Task. Nothing in the listing below should change; retype it as is.

★ ★ ★

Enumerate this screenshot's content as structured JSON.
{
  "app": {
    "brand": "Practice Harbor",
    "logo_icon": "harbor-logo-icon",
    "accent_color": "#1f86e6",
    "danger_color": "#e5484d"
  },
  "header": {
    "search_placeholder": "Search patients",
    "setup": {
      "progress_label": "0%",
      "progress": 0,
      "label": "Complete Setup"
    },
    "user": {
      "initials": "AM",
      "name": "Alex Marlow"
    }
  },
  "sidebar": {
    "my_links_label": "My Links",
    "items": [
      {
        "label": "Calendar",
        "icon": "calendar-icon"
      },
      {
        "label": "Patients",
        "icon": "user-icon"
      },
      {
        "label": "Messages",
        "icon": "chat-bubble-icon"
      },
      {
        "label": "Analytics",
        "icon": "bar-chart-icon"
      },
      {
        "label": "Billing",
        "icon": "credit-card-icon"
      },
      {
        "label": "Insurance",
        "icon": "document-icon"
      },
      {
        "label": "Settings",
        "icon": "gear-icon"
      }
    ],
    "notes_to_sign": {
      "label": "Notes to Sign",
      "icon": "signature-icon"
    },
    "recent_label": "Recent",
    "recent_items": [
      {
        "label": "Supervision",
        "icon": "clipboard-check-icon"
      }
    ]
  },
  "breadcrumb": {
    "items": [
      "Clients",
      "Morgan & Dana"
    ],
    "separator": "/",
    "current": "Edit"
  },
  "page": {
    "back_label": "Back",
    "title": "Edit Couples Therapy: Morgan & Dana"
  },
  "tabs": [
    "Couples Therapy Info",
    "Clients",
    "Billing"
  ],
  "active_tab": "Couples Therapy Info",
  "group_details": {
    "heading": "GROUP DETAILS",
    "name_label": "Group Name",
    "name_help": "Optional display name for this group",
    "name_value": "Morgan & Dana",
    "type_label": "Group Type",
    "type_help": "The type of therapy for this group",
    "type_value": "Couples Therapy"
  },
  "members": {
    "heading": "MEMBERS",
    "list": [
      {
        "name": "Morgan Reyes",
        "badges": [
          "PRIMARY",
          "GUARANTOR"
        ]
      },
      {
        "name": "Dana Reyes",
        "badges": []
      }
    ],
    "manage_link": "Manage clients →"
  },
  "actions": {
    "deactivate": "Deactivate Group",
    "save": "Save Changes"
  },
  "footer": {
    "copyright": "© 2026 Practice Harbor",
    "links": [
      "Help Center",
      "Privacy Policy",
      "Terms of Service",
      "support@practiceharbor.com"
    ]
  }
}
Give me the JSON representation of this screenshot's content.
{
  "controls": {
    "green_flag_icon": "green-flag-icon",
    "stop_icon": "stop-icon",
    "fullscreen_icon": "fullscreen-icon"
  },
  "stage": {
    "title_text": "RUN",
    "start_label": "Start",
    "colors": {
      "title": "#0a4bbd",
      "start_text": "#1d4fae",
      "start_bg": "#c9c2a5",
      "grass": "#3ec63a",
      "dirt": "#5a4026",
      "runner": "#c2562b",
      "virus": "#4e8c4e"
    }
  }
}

★ ★ ★

Reply.
Enumerate this screenshot's content as structured JSON.
{
  "app": {
    "brand": "Practice Harbor",
    "logo_icon": "harbor-logo-icon",
    "accent_color": "#1f86e6",
    "danger_color": "#e5484d"
  },
  "header": {
    "search_placeholder": "Search patients",
    "setup": {
      "progress_label": "0%",
      "progress": 0,
      "label": "Complete Setup"
    },
    "user": {
      "initials": "AM",
      "name": "Alex Marlow"
    }
  },
  "sidebar": {
    "my_links_label": "My Links",
    "items": [
      {
        "label": "Calendar",
        "icon": "calendar-icon"
      },
      {
        "label": "Patients",
        "icon": "user-icon"
      },
      {
        "label": "Messages",
        "icon": "chat-bubble-icon"
      },
      {
        "label": "Analytics",
        "icon": "bar-chart-icon"
      },
      {
        "label": "Billing",
        "icon": "credit-card-icon"
      },
      {
        "label": "Insurance",
        "icon": "document-icon"
      },
      {
        "label": "Settings",
        "icon": "gear-icon"
      }
    ],
    "notes_to_sign": {
      "label": "Notes to Sign",
      "icon": "signature-icon"
    },
    "recent_label": "Recent",
    "recent_items": [
      {
        "label": "Supervision",
        "icon": "clipboard-check-icon"
      }
    ]
  },
  "breadcrumb": {
    "items": [
      "Clients",
      "Morgan & Dana"
    ],
    "separator": "/",
    "current": "Edit"
  },
  "page": {
    "back_label": "Back",
    "title": "Edit Couples Therapy: Morgan & Dana"
  },
  "tabs": [
    "Couples Therapy Info",
    "Clients",
    "Billing"
  ],
  "active_tab": "Couples Therapy Info",
  "group_details": {
    "heading": "GROUP DETAILS",
    "name_label": "Group Name",
    "name_help": "Optional display name for this group",
    "name_value": "Morgan & Dana",
    "type_label": "Group Type",
    "type_help": "The type of therapy for this group",
    "type_value": "Couples Therapy"
  },
  "members": {
    "heading": "MEMBERS",
    "list": [
      {
        "name": "Morgan Reyes",
        "badges": [
          "PRIMARY",
          "GUARANTOR"
        ]
      },
      {
        "name": "Dana Reyes",
        "badges": []
      }
    ],
    "manage_link": "Manage clients →"
  },
  "actions": {
    "deactivate": "Deactivate Group",
    "save": "Save Changes"
  },
  "footer": {
    "copyright": "© 2026 Practice Harbor",
    "links": [
      "Help Center",
      "Privacy Policy",
      "Terms of Service",
      "support@practiceharbor.com"
    ]
  }
}
Give me the JSON representation of this screenshot's content.
{
  "controls": {
    "green_flag_icon": "green-flag-icon",
    "stop_icon": "stop-icon",
    "fullscreen_icon": "fullscreen-icon"
  },
  "stage": {
    "title_text": "RUN",
    "start_label": "Start",
    "colors": {
      "title": "#0a4bbd",
      "start_text": "#1d4fae",
      "start_bg": "#c9c2a5",
      "grass": "#3ec63a",
      "dirt": "#5a4026",
      "runner": "#c2562b",
      "virus": "#4e8c4e"
    }
  }
}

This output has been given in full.